# Exercise instructions:
Can you rename "keypad" to "button-grid" in the material from the line with "sim2-signal-icon: 2 (480, 2, 493, 41)" up to and including the line with "calculator-display: 母親 的", and return only those lines with nothing else changed?

# Data shown:

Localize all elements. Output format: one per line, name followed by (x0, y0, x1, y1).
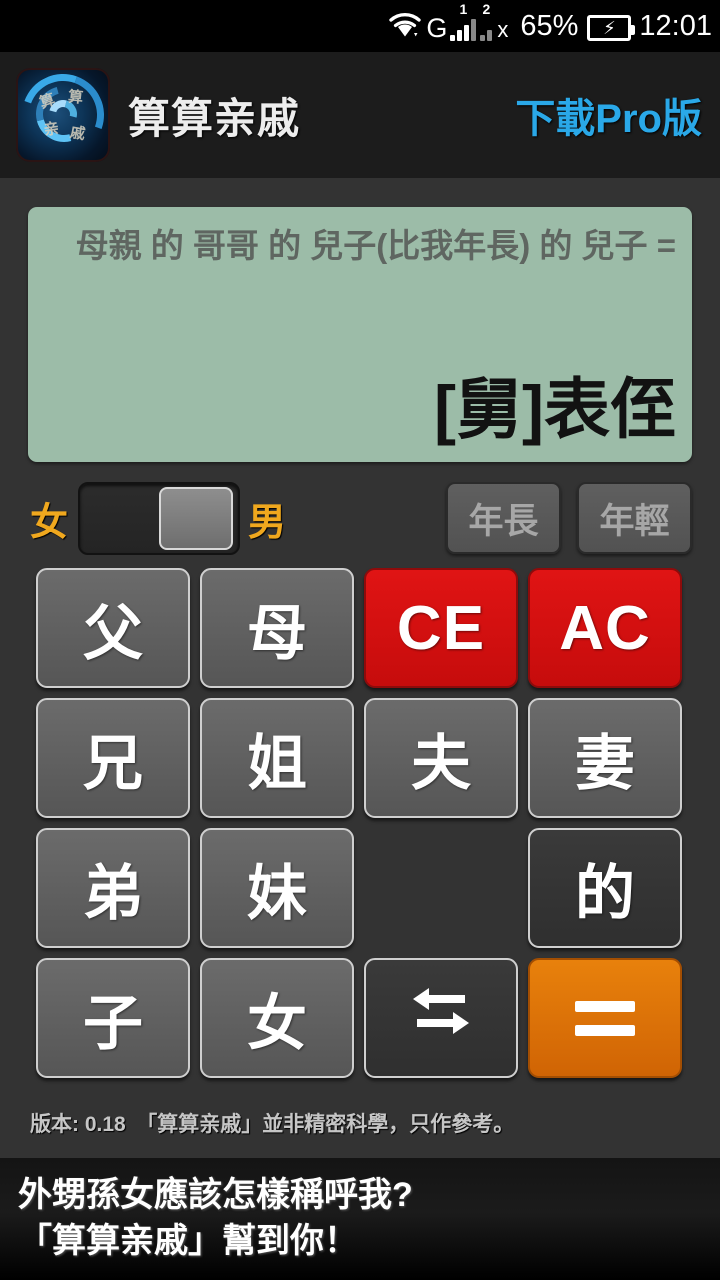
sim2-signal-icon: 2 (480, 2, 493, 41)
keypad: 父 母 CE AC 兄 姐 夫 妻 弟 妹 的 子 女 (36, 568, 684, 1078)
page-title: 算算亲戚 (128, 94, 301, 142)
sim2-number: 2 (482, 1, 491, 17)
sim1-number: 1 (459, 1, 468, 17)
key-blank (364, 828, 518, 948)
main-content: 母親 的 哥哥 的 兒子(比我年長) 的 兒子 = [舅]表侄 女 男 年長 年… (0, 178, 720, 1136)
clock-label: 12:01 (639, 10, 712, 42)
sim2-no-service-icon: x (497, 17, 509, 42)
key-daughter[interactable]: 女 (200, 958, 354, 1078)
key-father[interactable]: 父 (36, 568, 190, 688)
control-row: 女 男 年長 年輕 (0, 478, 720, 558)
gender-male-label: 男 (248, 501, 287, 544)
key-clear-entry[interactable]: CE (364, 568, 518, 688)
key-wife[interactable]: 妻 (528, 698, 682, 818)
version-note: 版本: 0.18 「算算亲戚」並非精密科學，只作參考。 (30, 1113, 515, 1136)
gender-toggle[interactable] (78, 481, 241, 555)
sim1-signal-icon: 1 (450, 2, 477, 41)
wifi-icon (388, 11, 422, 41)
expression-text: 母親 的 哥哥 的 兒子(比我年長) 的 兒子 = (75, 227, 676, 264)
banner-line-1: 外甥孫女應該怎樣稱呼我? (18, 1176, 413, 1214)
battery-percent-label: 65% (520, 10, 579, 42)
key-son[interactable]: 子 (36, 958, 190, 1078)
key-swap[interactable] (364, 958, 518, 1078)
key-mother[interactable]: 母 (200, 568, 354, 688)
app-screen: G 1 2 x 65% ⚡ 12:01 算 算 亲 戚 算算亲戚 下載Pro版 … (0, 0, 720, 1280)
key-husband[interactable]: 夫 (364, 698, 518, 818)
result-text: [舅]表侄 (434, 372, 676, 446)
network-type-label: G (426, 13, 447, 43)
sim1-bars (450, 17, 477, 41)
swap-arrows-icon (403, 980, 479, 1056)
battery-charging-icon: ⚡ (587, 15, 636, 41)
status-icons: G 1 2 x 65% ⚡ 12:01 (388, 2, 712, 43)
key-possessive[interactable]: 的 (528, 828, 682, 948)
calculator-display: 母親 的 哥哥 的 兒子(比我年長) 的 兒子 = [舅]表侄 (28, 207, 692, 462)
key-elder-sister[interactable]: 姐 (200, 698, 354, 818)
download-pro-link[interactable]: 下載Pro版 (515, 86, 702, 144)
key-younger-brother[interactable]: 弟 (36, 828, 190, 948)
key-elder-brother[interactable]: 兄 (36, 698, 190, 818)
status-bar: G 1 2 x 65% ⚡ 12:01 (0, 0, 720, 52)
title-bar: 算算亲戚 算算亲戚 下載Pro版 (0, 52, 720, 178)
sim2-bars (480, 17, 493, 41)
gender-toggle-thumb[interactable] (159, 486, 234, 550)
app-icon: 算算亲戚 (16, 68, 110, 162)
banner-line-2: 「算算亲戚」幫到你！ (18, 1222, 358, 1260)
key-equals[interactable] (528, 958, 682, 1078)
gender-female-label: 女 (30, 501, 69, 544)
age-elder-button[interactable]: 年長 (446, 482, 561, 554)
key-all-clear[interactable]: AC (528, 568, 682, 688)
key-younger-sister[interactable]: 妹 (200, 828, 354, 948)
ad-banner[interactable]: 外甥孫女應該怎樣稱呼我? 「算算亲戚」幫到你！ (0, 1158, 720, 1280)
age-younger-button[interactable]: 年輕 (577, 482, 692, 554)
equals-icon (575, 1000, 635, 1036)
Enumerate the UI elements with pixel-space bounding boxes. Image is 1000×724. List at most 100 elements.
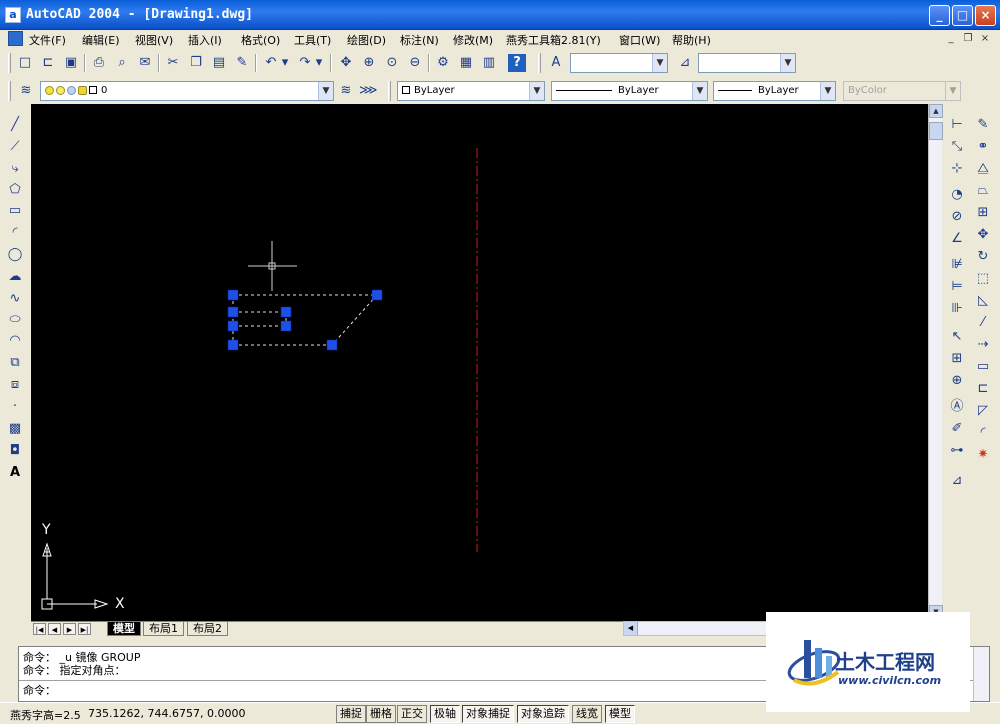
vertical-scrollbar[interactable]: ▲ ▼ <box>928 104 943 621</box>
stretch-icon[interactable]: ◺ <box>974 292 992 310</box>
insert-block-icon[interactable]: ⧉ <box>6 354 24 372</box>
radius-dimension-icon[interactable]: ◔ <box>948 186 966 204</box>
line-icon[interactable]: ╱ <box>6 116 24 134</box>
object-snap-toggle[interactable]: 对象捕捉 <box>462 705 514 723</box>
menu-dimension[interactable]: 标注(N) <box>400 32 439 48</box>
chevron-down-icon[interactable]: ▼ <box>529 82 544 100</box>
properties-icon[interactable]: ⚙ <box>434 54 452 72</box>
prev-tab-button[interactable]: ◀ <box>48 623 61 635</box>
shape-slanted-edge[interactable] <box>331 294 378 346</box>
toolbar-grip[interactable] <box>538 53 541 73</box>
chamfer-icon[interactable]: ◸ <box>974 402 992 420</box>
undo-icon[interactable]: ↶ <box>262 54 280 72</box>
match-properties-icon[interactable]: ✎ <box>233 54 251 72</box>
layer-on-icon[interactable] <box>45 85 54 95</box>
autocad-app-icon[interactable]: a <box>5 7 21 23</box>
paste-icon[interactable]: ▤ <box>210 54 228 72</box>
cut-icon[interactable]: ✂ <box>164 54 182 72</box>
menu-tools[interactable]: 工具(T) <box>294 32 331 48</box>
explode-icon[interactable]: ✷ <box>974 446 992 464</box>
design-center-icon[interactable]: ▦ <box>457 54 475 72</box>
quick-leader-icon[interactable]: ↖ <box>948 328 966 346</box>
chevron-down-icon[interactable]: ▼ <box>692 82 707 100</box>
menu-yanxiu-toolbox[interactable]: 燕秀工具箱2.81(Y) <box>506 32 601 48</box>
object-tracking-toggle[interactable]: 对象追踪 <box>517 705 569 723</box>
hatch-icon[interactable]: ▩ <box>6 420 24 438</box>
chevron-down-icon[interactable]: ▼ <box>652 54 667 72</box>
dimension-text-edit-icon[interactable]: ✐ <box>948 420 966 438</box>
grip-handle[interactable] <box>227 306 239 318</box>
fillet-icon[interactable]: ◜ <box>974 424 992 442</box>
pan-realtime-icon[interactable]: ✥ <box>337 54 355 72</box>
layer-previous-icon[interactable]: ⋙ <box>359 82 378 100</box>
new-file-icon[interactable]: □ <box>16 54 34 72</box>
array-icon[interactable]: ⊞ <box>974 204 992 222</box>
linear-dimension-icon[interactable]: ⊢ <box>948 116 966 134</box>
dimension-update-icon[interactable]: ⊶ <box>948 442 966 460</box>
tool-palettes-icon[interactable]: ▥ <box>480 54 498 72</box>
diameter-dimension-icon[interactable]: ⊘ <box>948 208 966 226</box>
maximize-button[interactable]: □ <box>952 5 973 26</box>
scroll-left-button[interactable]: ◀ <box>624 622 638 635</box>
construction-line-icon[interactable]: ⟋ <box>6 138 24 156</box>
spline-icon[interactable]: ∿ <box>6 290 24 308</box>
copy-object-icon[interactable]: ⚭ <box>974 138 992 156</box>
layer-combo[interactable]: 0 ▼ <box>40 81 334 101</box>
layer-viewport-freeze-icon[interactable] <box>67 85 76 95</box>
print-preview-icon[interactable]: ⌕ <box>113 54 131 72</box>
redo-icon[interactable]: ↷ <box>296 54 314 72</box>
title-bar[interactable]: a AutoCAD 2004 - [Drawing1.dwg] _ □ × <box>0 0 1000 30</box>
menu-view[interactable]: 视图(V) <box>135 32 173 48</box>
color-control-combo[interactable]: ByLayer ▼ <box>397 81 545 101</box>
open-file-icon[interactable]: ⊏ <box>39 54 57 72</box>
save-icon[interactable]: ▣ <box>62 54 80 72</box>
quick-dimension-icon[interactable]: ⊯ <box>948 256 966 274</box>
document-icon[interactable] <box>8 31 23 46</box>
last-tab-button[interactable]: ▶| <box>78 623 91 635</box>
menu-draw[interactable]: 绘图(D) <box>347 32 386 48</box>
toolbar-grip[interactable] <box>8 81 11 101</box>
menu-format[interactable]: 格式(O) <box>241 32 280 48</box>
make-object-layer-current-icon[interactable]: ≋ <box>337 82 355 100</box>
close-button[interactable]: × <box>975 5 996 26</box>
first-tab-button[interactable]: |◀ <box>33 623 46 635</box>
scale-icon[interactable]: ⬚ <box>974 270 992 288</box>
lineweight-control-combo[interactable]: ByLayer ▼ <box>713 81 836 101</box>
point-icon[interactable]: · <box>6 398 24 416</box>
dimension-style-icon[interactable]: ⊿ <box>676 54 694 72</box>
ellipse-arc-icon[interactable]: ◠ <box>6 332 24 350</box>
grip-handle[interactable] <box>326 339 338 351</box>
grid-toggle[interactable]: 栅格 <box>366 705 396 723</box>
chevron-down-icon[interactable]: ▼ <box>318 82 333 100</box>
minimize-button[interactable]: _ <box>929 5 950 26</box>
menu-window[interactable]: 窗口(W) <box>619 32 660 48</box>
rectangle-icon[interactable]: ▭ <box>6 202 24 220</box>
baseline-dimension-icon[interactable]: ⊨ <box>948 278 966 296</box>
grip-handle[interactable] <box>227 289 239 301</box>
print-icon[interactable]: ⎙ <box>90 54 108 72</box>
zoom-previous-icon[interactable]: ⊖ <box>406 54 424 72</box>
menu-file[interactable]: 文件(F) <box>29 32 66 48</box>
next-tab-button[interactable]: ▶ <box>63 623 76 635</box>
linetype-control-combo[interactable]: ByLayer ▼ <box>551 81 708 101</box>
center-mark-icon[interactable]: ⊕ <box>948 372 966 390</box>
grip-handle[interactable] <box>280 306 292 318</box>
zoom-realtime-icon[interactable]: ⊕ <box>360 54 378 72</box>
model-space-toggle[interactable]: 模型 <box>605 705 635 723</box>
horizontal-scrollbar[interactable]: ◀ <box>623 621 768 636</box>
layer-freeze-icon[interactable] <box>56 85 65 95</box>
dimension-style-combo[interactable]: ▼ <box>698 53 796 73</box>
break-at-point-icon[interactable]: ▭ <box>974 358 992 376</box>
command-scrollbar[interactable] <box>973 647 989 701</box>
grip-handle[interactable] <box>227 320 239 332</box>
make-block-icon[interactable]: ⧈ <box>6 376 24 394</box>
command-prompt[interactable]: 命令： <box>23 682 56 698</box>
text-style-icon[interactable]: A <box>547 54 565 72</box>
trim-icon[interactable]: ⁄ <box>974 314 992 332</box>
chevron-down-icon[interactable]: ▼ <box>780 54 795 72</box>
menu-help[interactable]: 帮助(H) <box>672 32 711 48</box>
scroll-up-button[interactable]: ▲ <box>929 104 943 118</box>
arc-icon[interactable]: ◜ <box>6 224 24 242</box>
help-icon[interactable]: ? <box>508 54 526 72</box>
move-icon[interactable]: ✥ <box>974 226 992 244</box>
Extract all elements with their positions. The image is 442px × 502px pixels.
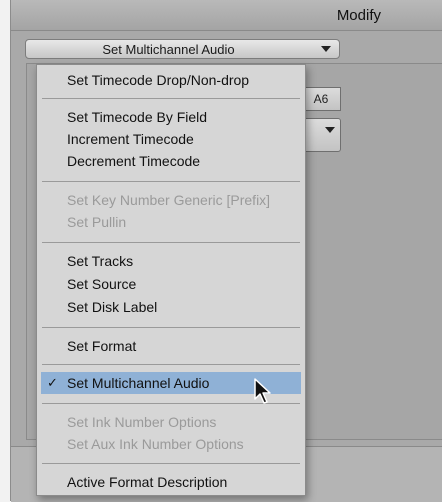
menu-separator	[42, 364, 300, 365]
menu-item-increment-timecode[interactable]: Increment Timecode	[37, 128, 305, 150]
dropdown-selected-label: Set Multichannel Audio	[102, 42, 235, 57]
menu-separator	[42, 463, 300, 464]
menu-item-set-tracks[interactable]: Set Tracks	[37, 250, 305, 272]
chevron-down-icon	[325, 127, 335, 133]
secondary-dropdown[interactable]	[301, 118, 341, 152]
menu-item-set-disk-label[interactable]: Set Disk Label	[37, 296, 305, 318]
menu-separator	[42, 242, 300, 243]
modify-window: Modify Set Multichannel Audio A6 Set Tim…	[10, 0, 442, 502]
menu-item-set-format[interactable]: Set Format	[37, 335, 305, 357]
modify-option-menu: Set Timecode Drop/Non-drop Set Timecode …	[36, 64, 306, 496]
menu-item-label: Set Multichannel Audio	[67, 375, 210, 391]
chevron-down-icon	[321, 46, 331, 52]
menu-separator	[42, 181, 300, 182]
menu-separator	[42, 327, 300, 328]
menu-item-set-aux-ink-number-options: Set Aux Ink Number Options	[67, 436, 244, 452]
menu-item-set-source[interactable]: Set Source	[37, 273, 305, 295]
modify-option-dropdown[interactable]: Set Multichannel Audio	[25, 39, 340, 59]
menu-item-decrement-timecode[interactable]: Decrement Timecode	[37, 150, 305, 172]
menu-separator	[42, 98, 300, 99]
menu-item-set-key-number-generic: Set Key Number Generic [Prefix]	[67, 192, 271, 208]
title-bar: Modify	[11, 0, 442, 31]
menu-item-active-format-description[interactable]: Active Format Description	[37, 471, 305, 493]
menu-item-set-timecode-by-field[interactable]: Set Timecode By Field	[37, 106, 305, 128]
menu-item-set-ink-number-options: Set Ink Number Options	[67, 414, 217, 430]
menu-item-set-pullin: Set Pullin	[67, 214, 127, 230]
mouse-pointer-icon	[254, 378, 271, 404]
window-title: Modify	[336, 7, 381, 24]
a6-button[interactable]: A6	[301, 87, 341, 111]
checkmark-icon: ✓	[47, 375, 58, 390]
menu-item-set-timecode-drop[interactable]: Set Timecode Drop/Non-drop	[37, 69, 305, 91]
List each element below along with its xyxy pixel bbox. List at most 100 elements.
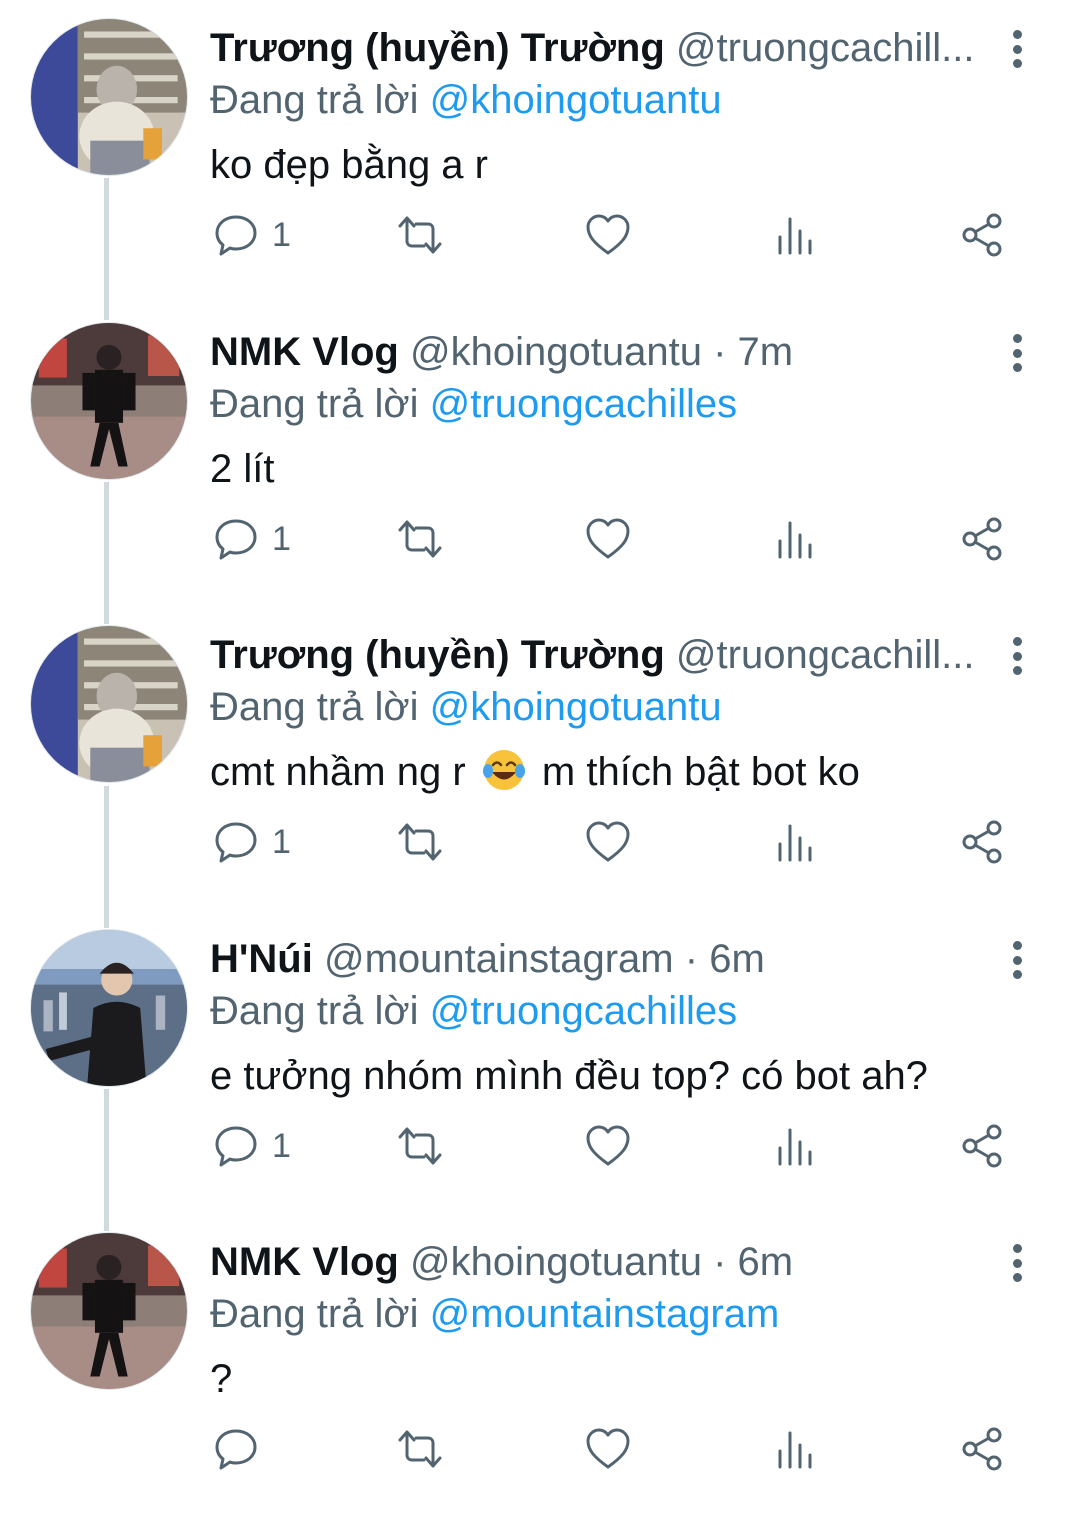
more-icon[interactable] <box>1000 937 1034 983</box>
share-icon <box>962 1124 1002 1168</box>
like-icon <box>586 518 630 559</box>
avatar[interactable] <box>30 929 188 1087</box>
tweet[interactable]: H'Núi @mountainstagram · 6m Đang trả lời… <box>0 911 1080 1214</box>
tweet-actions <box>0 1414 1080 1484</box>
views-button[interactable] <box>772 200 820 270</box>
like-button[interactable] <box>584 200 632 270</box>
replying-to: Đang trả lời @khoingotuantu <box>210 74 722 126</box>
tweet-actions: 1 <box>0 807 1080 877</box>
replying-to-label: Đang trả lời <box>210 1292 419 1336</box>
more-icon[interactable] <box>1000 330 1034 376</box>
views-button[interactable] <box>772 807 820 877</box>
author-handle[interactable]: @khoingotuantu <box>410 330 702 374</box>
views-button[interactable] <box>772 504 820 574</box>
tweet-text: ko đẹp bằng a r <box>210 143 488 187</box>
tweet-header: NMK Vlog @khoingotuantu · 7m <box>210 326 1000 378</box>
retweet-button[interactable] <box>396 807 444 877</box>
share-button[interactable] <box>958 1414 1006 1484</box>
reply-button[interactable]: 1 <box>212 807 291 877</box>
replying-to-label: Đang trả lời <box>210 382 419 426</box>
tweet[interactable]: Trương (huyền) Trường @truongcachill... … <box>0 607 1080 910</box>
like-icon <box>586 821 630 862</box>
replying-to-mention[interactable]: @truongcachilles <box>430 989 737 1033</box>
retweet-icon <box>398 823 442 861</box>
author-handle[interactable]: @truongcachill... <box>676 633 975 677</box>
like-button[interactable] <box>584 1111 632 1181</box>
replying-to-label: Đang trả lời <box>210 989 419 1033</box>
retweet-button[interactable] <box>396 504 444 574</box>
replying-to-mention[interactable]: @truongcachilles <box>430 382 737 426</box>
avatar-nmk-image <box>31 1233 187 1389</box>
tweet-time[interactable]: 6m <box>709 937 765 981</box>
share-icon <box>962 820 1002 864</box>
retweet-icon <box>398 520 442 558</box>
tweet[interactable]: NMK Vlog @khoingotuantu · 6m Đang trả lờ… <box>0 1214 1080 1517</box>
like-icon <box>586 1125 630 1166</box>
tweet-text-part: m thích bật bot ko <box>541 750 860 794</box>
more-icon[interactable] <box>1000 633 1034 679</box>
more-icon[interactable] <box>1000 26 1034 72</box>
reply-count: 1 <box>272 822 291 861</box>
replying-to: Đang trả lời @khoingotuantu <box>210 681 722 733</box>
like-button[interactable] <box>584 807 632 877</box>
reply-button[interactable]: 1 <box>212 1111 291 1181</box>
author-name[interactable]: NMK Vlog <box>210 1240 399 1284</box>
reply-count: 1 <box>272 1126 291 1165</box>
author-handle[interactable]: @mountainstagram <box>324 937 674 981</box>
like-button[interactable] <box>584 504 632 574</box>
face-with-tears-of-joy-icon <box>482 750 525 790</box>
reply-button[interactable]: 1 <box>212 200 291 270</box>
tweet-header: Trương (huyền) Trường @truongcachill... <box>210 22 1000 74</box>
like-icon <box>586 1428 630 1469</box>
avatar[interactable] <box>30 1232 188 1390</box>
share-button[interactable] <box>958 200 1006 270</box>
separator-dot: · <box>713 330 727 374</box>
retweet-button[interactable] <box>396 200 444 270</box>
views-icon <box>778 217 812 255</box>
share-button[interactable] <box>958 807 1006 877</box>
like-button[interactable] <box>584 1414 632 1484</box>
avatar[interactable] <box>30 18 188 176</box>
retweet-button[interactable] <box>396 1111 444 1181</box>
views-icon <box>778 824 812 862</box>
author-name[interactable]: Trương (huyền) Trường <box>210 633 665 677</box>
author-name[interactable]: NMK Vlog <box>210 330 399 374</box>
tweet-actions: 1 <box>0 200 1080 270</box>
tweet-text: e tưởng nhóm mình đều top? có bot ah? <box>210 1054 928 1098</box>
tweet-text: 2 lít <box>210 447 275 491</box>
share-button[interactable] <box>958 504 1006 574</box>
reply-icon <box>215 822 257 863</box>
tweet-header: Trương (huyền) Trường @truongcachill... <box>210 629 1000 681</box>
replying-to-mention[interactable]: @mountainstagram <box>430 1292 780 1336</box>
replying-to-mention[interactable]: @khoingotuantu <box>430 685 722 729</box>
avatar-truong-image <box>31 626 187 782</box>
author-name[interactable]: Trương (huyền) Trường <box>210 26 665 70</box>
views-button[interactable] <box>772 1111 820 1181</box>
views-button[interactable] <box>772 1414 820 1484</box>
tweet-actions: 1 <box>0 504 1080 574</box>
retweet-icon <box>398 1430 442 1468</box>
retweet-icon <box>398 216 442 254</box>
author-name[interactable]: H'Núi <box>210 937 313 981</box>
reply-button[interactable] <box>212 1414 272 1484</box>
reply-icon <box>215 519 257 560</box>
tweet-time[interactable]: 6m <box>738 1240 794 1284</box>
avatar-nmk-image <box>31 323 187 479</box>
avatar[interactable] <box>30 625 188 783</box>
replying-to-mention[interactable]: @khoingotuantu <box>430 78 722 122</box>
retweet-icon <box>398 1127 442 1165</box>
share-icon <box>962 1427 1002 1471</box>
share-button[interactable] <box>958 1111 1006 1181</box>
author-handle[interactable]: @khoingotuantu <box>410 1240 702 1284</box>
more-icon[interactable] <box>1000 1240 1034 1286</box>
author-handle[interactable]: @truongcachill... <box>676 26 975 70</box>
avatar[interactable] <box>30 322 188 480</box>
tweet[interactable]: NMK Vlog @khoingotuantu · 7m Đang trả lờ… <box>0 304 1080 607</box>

# Task result:
sim2-signal-icon: 2 (480, 2, 493, 41)
button-grid: 父 母 CE AC 兄 姐 夫 妻 弟 妹 的 子 女 (36, 568, 684, 1078)
page-title: 算算亲戚 (128, 94, 301, 142)
sim2-number: 2 (482, 1, 491, 17)
sim1-number: 1 (459, 1, 468, 17)
key-blank (364, 828, 518, 948)
main-content: 母親 的 哥哥 的 兒子(比我年長) 的 兒子 = [舅]表侄 女 男 年長 年… (0, 178, 720, 1136)
clock-label: 12:01 (639, 10, 712, 42)
sim2-no-service-icon: x (497, 17, 509, 42)
key-daughter[interactable]: 女 (200, 958, 354, 1078)
key-father[interactable]: 父 (36, 568, 190, 688)
control-row: 女 男 年長 年輕 (0, 478, 720, 558)
gender-male-label: 男 (248, 501, 287, 544)
key-clear-entry[interactable]: CE (364, 568, 518, 688)
key-wife[interactable]: 妻 (528, 698, 682, 818)
version-note: 版本: 0.18 「算算亲戚」並非精密科學，只作參考。 (30, 1113, 515, 1136)
gender-toggle[interactable] (78, 481, 241, 555)
sim1-signal-icon: 1 (450, 2, 477, 41)
wifi-icon (388, 11, 422, 41)
expression-text: 母親 的 哥哥 的 兒子(比我年長) 的 兒子 = (75, 227, 676, 264)
banner-line-1: 外甥孫女應該怎樣稱呼我? (18, 1176, 413, 1214)
battery-percent-label: 65% (520, 10, 579, 42)
key-son[interactable]: 子 (36, 958, 190, 1078)
key-swap[interactable] (364, 958, 518, 1078)
key-mother[interactable]: 母 (200, 568, 354, 688)
app-screen: G 1 2 x 65% ⚡ 12:01 算 算 亲 戚 算算亲戚 下載Pro版 … (0, 0, 720, 1280)
key-husband[interactable]: 夫 (364, 698, 518, 818)
result-text: [舅]表侄 (434, 372, 676, 446)
network-type-label: G (426, 13, 447, 43)
sim1-bars (450, 17, 477, 41)
swap-arrows-icon (403, 980, 479, 1056)
battery-charging-icon: ⚡ (587, 15, 636, 41)
status-icons: G 1 2 x 65% ⚡ 12:01 (388, 2, 712, 43)
key-possessive[interactable]: 的 (528, 828, 682, 948)
calculator-display: 母親 的 哥哥 的 兒子(比我年長) 的 兒子 = [舅]表侄 (28, 207, 692, 462)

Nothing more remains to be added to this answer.